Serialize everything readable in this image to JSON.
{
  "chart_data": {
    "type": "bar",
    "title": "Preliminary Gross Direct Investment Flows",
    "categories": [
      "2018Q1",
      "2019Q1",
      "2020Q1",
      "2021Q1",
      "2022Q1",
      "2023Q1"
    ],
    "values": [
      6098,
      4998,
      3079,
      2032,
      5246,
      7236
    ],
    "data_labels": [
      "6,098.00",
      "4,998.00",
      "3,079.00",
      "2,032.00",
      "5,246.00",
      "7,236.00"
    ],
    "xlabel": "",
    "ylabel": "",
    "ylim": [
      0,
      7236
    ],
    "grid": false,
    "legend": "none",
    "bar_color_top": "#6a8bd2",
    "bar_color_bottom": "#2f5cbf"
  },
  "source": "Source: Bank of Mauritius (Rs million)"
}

Task statement. Quote every record above exactly.

Completed task.
Serialize everything readable in this image to JSON.
{
  "chart_data": {
    "type": "bar",
    "title": "Preliminary Gross Direct Investment Flows",
    "categories": [
      "2018Q1",
      "2019Q1",
      "2020Q1",
      "2021Q1",
      "2022Q1",
      "2023Q1"
    ],
    "values": [
      6098,
      4998,
      3079,
      2032,
      5246,
      7236
    ],
    "data_labels": [
      "6,098.00",
      "4,998.00",
      "3,079.00",
      "2,032.00",
      "5,246.00",
      "7,236.00"
    ],
    "xlabel": "",
    "ylabel": "",
    "ylim": [
      0,
      7236
    ],
    "grid": false,
    "legend": "none",
    "bar_color_top": "#6a8bd2",
    "bar_color_bottom": "#2f5cbf"
  },
  "source": "Source: Bank of Mauritius (Rs million)"
}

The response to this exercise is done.